— begin Stored rows —

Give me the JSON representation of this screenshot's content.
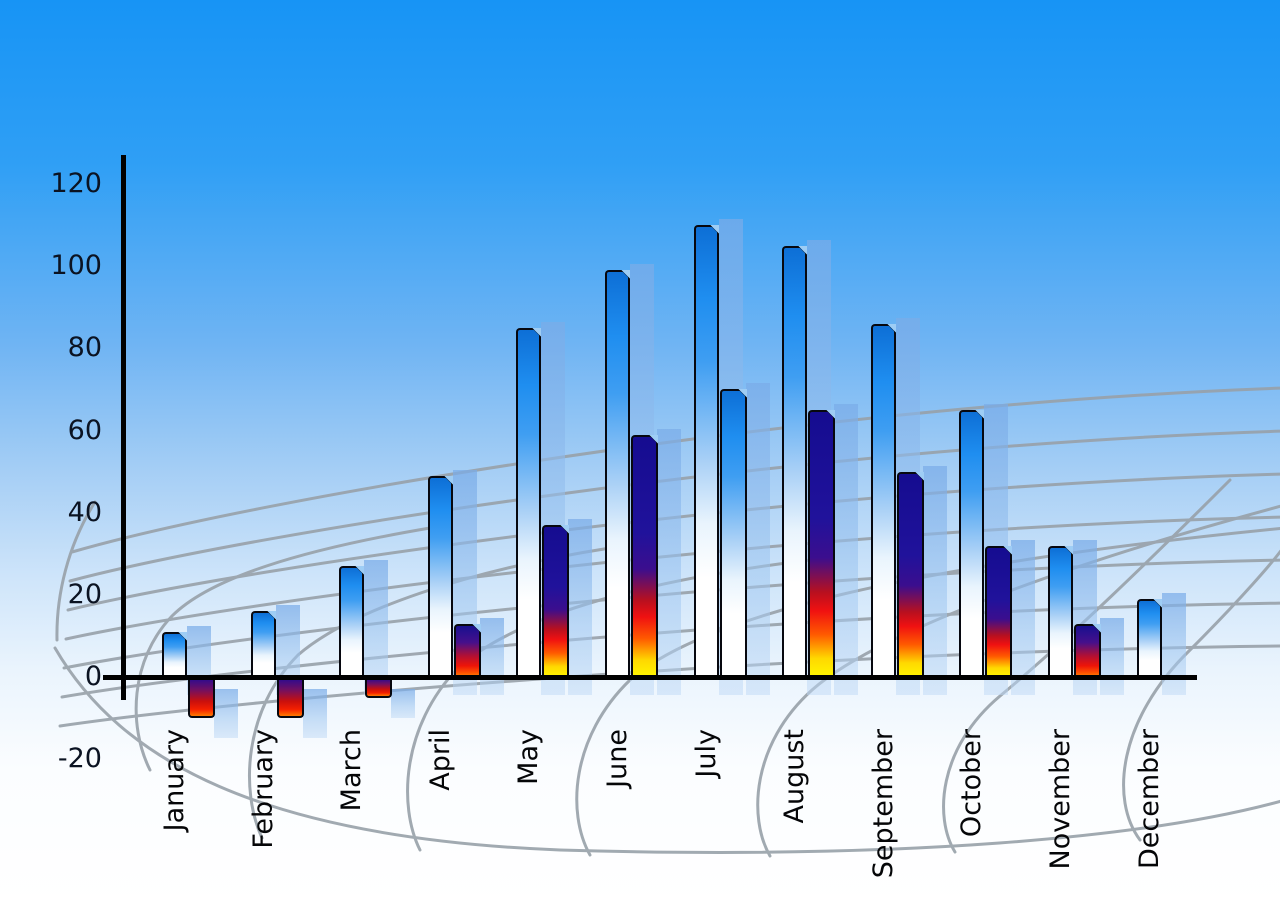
{
  "chart_data": {
    "type": "bar",
    "title": "",
    "xlabel": "",
    "ylabel": "",
    "categories": [
      "January",
      "February",
      "March",
      "April",
      "May",
      "June",
      "July",
      "August",
      "September",
      "October",
      "November",
      "December"
    ],
    "series": [
      {
        "name": "series-1-blue",
        "style": "blue-gradient",
        "values": [
          11,
          16,
          27,
          49,
          85,
          99,
          110,
          105,
          86,
          65,
          32,
          19
        ]
      },
      {
        "name": "series-2-fire",
        "style": "fire-gradient",
        "values": [
          -10,
          -10,
          -5,
          13,
          37,
          59,
          70,
          65,
          50,
          32,
          13,
          null
        ],
        "point_styles": [
          "fire",
          "fire",
          "fire",
          "fire",
          "fire",
          "fire",
          "blue-gradient",
          "fire",
          "fire",
          "fire",
          "fire",
          null
        ]
      }
    ],
    "y_ticks": [
      120,
      100,
      80,
      60,
      40,
      20,
      0,
      -20
    ],
    "ylim": [
      -20,
      120
    ],
    "legend": "none",
    "grid": "gray perspective mesh floor behind bars",
    "background": "blue sky gradient fading to white"
  },
  "colors": {
    "sky_top": "#1794f5",
    "bar_blue_top": "#0e74da",
    "fire_navy": "#1c11a0",
    "fire_red": "#ee1410",
    "fire_yellow": "#fff600",
    "echo_bar": "#a9c9ee",
    "mesh_line": "#98a1a9",
    "axis": "#000000",
    "tick_text": "#0b1322"
  }
}
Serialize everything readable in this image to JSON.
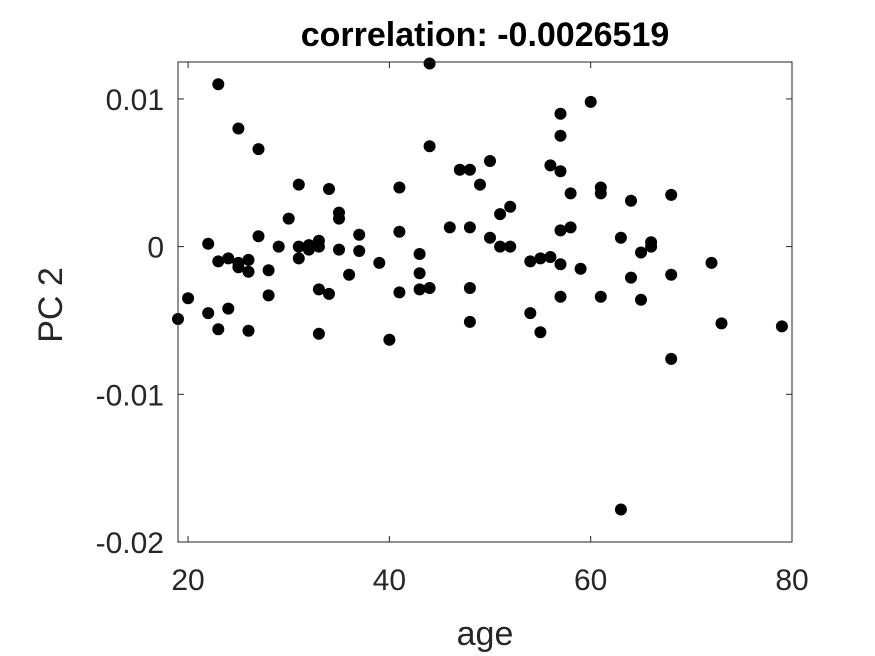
{
  "chart_data": {
    "type": "scatter",
    "title": "correlation: -0.0026519",
    "xlabel": "age",
    "ylabel": "PC 2",
    "xlim": [
      19,
      80
    ],
    "ylim": [
      -0.02,
      0.0125
    ],
    "xticks": [
      20,
      40,
      60,
      80
    ],
    "xtick_labels": [
      "20",
      "40",
      "60",
      "80"
    ],
    "yticks": [
      -0.02,
      -0.01,
      0,
      0.01
    ],
    "ytick_labels": [
      "-0.02",
      "-0.01",
      "0",
      "0.01"
    ],
    "grid": false,
    "marker_color": "#000000",
    "points": [
      {
        "x": 19,
        "y": -0.0049
      },
      {
        "x": 20,
        "y": -0.0035
      },
      {
        "x": 22,
        "y": 0.0002
      },
      {
        "x": 22,
        "y": -0.0045
      },
      {
        "x": 23,
        "y": 0.011
      },
      {
        "x": 23,
        "y": -0.001
      },
      {
        "x": 23,
        "y": -0.0056
      },
      {
        "x": 24,
        "y": -0.0008
      },
      {
        "x": 24,
        "y": -0.0042
      },
      {
        "x": 25,
        "y": 0.008
      },
      {
        "x": 25,
        "y": -0.0014
      },
      {
        "x": 25,
        "y": -0.0011
      },
      {
        "x": 26,
        "y": -0.0009
      },
      {
        "x": 26,
        "y": -0.0017
      },
      {
        "x": 26,
        "y": -0.0057
      },
      {
        "x": 27,
        "y": 0.0066
      },
      {
        "x": 27,
        "y": 0.0007
      },
      {
        "x": 28,
        "y": -0.0016
      },
      {
        "x": 28,
        "y": -0.0033
      },
      {
        "x": 29,
        "y": 0.0
      },
      {
        "x": 30,
        "y": 0.0019
      },
      {
        "x": 31,
        "y": 0.0042
      },
      {
        "x": 31,
        "y": 0.0
      },
      {
        "x": 31,
        "y": -0.0008
      },
      {
        "x": 32,
        "y": -0.0002
      },
      {
        "x": 32,
        "y": 0.0001
      },
      {
        "x": 33,
        "y": 0.0004
      },
      {
        "x": 33,
        "y": 0.0
      },
      {
        "x": 33,
        "y": -0.0029
      },
      {
        "x": 33,
        "y": -0.0059
      },
      {
        "x": 34,
        "y": 0.0039
      },
      {
        "x": 34,
        "y": -0.0032
      },
      {
        "x": 35,
        "y": 0.0023
      },
      {
        "x": 35,
        "y": 0.0019
      },
      {
        "x": 35,
        "y": -0.0002
      },
      {
        "x": 36,
        "y": -0.0019
      },
      {
        "x": 37,
        "y": 0.0008
      },
      {
        "x": 37,
        "y": -0.0003
      },
      {
        "x": 39,
        "y": -0.0011
      },
      {
        "x": 40,
        "y": -0.0063
      },
      {
        "x": 41,
        "y": 0.004
      },
      {
        "x": 41,
        "y": 0.001
      },
      {
        "x": 41,
        "y": -0.0031
      },
      {
        "x": 43,
        "y": -0.0005
      },
      {
        "x": 43,
        "y": -0.0018
      },
      {
        "x": 43,
        "y": -0.0029
      },
      {
        "x": 44,
        "y": 0.0124
      },
      {
        "x": 44,
        "y": 0.0068
      },
      {
        "x": 44,
        "y": -0.0028
      },
      {
        "x": 46,
        "y": 0.0013
      },
      {
        "x": 47,
        "y": 0.0052
      },
      {
        "x": 48,
        "y": 0.0052
      },
      {
        "x": 48,
        "y": 0.0013
      },
      {
        "x": 48,
        "y": -0.0028
      },
      {
        "x": 48,
        "y": -0.0051
      },
      {
        "x": 49,
        "y": 0.0042
      },
      {
        "x": 50,
        "y": 0.0058
      },
      {
        "x": 50,
        "y": 0.0006
      },
      {
        "x": 51,
        "y": 0.0022
      },
      {
        "x": 51,
        "y": 0.0
      },
      {
        "x": 52,
        "y": 0.0027
      },
      {
        "x": 52,
        "y": 0.0
      },
      {
        "x": 54,
        "y": -0.001
      },
      {
        "x": 54,
        "y": -0.0045
      },
      {
        "x": 55,
        "y": -0.0008
      },
      {
        "x": 55,
        "y": -0.0058
      },
      {
        "x": 56,
        "y": 0.0055
      },
      {
        "x": 56,
        "y": -0.0007
      },
      {
        "x": 57,
        "y": 0.009
      },
      {
        "x": 57,
        "y": 0.0075
      },
      {
        "x": 57,
        "y": 0.0051
      },
      {
        "x": 57,
        "y": 0.0011
      },
      {
        "x": 57,
        "y": -0.0012
      },
      {
        "x": 57,
        "y": -0.0034
      },
      {
        "x": 58,
        "y": 0.0036
      },
      {
        "x": 58,
        "y": 0.0013
      },
      {
        "x": 59,
        "y": -0.0015
      },
      {
        "x": 60,
        "y": 0.0098
      },
      {
        "x": 61,
        "y": 0.004
      },
      {
        "x": 61,
        "y": 0.0036
      },
      {
        "x": 61,
        "y": -0.0034
      },
      {
        "x": 63,
        "y": 0.0006
      },
      {
        "x": 63,
        "y": -0.0178
      },
      {
        "x": 64,
        "y": 0.0031
      },
      {
        "x": 64,
        "y": -0.0021
      },
      {
        "x": 65,
        "y": -0.0004
      },
      {
        "x": 65,
        "y": -0.0036
      },
      {
        "x": 66,
        "y": 0.0003
      },
      {
        "x": 66,
        "y": 0.0
      },
      {
        "x": 68,
        "y": 0.0035
      },
      {
        "x": 68,
        "y": -0.0019
      },
      {
        "x": 68,
        "y": -0.0076
      },
      {
        "x": 72,
        "y": -0.0011
      },
      {
        "x": 73,
        "y": -0.0052
      },
      {
        "x": 79,
        "y": -0.0054
      }
    ]
  }
}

— end Stored rows —

(Task objective) Return each line with "this".

(Expected output)
Give me the JSON representation of this screenshot's content.
Serialize everything readable in this image to JSON.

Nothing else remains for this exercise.